EXCERPT PROVIDED »
- - - - -
Monday, June 20, 2011

Sewing Project: Lilac & Lime Summer Dress

With the fabric that was intended for Abby's Easter dress I've constructed this summery frock! It is so hot here this is a perfect little outfit. I used the "Toddler's Dress" pattern from Making Children's Clothes by Emma Hardy. It's on the front of the book for good reason! This dress is light, but still a fully lined "real" dress.

She had to prove to me she could dance in it and so wear it to Dance Camp today.
My sewing book shopping spree has abated only a bit, just this one in the last couple of months. Quick review of Making Children's Clothes: directions are pretty straightforward, photos are pretty and inspiring if not always helpful, and diagrams are better then average. I recommend for beginners like me who already have another book that teaches the basics. Cute designs all the way through, very modern, and the shoes (fleetingly) make me want to have another baby.
I skipped the ribbons on the bottom since I thought it would be too much with the thick binding and the ruffles.  How cute are those tiny shoes??
- - - - -
GIVEN DATA »
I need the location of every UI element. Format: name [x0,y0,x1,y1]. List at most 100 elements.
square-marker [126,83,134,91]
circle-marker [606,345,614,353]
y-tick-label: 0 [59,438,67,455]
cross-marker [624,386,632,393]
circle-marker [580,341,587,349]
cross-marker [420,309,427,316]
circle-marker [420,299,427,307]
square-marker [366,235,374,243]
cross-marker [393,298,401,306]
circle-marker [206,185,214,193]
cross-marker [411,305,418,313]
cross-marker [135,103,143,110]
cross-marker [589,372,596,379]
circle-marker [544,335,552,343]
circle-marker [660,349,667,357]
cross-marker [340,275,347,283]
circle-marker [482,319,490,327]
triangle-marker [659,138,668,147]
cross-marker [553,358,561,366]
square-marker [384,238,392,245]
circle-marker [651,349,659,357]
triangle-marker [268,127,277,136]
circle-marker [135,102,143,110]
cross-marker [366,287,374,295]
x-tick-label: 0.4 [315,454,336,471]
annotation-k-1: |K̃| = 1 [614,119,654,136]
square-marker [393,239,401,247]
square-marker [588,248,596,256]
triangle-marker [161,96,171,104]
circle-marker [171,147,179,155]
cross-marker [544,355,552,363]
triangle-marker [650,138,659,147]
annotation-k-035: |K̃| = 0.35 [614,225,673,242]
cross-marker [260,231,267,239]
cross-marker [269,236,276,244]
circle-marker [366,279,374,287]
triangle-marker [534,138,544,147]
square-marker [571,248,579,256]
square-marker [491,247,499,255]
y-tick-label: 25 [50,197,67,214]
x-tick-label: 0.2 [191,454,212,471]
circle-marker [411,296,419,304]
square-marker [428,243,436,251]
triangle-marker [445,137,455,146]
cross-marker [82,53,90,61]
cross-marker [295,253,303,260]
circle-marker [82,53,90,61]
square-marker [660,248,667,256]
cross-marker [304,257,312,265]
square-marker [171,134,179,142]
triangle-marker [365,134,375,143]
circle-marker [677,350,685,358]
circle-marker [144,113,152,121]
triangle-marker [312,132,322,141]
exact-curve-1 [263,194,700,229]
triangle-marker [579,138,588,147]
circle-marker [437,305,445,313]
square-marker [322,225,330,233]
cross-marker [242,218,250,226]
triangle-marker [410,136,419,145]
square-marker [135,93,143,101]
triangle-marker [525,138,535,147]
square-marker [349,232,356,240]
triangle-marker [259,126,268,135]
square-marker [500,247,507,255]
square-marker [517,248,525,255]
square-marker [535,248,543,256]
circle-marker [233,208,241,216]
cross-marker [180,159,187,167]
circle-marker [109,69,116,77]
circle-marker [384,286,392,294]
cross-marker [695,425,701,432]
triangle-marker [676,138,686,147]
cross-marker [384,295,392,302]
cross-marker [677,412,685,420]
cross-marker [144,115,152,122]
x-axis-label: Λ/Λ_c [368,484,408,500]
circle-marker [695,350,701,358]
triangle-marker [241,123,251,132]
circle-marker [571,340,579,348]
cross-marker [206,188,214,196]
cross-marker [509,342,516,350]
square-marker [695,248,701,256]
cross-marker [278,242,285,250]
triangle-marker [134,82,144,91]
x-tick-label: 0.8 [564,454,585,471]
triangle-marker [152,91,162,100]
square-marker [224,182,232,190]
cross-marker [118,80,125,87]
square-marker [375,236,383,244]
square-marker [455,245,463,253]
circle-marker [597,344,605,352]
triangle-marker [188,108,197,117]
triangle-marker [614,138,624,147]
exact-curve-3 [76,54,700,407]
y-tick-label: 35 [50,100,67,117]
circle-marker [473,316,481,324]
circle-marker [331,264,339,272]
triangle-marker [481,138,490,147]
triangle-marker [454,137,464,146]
- - - - -
WHAT IS EXPECTED » Continue the blog post on sewing the lilac and lime summer dress, starting directly after its final line, "How cute are those tiny shoes??"

RESPONSE »
Though not an issue with this dress, nearly none of these books ever show you how the back of a garment is supposed to look which is annoying since that is usually where the closure, (button, zipper, etc.) is placed. It isn't spiral bound but lays open and flat once you break in the binding. My only real complaint is the pattern pieces. The front of the book boasts "25 stylish step-by-step sewing projects for 0-5 years, including full size paper patterns".  Here is a photo of the "full size paper patterns":

It's like a metro map:  take the green line to Piccadilly station, cut on the fold then transfer to the pink line...
Construction wasn't difficult once you got the pattern onto the fabric.  I made a couple of changes- I attached the ruffle to the lining so that it peeks out below the dress. I also attached the green quilt binding at the bottom of the dress vs. hemming and skipped the ribbon detail that is in the instructions.

Strap before the fold and iron...

...strap after. Tip for beginners: this is why a good iron and ironing board are so important. This would be hard to impossible without them. And yes, I need to work on my cutting too.
The yo-yo beribboned badge was fun to make! I got to break out my glue gun which hasn't seen any action in years. Not even sure why I purchased one in the first place.  The lime accent idea came from the fact that I didn't have any white buttons... but I did have green! Then I found the ric-rac and the binding. I really don't plan out these projects in advance like I should.

The back. 
Cost: Technically, I had everything on hand since it was intended for another project, but I'd wager this was about $12. That's probably a little high. I do have a lot of fabric left over. In time this took about 3-4 hours.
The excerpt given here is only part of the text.